:: Records for the exercise

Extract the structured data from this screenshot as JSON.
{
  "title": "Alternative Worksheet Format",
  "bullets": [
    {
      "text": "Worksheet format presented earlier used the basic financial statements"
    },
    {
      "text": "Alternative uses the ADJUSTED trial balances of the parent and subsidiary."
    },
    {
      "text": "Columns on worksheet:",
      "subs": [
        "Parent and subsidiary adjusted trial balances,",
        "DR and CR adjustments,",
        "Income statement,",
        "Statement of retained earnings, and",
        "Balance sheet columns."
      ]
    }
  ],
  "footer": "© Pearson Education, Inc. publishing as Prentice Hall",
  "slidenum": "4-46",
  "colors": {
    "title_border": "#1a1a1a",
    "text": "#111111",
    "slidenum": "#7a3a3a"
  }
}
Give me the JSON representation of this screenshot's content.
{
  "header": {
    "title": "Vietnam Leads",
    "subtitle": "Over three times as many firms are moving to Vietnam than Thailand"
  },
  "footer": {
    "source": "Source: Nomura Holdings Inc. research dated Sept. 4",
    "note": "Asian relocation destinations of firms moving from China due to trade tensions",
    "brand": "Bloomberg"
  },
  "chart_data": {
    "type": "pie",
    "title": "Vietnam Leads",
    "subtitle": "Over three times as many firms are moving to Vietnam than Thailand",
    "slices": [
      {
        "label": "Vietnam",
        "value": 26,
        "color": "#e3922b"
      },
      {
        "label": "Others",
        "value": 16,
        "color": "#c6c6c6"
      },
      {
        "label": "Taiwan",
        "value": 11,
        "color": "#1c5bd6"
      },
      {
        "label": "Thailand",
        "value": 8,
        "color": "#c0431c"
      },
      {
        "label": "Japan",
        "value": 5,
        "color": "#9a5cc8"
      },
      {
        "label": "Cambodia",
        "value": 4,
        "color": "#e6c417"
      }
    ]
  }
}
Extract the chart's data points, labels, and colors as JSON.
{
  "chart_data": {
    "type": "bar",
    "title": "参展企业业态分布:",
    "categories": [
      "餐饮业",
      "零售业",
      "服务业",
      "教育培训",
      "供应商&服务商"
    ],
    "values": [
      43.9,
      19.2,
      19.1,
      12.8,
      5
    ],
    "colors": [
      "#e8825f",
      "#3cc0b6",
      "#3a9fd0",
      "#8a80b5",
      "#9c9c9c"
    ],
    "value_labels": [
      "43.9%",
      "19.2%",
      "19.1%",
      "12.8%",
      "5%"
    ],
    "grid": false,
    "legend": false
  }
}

::::

Return every line above that contains the word "footer".

  "footer": "© Pearson Education, Inc. publishing as Prentice Hall",
  "footer": {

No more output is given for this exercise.